**WRITTEN REQUEST:**
Search the listing for "value" and copy every line where it appears.

**ENTRIES PROVIDED:**
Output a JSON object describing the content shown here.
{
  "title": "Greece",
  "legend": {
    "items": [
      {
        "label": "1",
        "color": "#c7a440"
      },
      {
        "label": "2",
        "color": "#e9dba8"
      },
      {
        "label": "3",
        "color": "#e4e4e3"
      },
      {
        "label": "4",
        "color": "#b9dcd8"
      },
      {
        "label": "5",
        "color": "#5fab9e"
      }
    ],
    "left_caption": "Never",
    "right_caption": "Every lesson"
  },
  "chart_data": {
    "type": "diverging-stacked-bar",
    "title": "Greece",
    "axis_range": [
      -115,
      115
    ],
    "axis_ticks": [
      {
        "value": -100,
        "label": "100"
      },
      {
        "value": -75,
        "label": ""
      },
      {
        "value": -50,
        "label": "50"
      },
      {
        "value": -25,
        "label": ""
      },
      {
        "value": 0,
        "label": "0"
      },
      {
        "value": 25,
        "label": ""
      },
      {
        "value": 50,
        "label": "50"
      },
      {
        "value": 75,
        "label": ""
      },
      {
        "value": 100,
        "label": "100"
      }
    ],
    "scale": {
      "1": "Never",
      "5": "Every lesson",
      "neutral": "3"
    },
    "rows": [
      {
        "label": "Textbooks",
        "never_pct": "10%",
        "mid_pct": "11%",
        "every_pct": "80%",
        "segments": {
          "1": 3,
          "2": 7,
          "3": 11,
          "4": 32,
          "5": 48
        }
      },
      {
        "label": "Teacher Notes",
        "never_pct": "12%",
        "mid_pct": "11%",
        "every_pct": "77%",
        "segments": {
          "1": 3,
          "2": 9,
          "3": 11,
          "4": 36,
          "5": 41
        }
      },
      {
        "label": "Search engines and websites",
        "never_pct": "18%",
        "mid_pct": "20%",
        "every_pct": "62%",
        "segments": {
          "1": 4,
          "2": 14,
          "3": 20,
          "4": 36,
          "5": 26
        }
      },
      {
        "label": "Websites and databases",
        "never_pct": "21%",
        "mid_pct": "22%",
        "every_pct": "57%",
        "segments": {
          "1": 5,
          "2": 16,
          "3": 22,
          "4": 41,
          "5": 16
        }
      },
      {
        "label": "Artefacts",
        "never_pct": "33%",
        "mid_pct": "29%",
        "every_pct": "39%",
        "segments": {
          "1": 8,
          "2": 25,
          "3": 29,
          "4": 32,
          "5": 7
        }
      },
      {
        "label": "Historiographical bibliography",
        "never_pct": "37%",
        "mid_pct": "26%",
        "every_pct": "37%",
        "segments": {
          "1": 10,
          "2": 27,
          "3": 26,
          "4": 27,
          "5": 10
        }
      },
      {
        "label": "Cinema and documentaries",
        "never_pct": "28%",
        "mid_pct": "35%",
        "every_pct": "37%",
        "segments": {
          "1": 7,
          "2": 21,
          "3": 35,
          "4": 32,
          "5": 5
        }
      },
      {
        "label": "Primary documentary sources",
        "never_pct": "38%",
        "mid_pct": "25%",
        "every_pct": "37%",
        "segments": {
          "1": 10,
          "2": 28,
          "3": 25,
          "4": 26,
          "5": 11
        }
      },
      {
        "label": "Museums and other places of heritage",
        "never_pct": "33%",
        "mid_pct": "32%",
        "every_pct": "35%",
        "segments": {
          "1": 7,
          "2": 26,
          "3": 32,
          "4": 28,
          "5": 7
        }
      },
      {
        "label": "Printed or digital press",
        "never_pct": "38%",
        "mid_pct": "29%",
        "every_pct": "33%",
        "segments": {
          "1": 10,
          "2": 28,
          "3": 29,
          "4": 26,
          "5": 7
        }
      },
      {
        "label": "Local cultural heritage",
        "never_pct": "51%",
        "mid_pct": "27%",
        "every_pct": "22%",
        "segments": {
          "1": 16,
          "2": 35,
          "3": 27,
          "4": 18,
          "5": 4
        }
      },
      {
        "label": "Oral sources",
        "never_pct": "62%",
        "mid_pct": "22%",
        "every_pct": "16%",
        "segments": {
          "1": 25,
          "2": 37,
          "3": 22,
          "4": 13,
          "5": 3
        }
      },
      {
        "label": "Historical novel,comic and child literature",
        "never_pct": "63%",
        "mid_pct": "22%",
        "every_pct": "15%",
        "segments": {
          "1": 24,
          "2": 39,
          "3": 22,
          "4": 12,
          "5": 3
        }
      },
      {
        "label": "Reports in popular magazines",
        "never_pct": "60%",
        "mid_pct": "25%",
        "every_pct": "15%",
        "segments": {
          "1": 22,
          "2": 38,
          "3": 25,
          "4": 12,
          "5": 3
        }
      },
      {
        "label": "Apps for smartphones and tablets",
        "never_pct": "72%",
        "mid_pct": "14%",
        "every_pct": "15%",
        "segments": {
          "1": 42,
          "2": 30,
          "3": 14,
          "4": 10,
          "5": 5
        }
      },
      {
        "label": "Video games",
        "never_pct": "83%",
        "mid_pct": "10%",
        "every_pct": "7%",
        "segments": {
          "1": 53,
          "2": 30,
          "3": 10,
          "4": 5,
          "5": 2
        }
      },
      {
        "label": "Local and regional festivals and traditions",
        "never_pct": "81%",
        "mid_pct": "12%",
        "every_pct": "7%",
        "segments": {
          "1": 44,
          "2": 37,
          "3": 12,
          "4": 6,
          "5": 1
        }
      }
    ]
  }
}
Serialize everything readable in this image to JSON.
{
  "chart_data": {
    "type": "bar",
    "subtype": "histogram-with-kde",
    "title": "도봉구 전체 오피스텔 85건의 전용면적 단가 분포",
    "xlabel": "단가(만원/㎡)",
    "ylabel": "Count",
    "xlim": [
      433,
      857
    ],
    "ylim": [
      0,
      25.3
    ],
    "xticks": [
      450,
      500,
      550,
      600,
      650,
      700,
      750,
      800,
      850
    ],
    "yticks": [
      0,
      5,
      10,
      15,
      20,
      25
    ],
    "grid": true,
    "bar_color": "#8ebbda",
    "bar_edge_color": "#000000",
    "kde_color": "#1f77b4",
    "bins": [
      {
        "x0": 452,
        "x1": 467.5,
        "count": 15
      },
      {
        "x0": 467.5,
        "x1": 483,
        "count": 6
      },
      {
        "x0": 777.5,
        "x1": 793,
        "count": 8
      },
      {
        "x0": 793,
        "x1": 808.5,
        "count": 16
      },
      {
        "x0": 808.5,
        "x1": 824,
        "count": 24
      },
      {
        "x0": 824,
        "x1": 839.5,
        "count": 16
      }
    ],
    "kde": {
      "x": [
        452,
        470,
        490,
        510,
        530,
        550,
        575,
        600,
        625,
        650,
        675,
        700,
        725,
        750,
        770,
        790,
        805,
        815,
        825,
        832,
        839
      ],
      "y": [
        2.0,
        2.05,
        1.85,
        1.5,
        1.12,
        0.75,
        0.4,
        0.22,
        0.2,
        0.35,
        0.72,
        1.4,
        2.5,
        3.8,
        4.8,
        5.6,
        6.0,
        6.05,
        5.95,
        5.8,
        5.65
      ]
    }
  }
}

**IN RESPONSE:**
        "value": -100,
        "value": -75,
        "value": -50,
        "value": -25,
        "value": 0,
        "value": 25,
        "value": 50,
        "value": 75,
        "value": 100,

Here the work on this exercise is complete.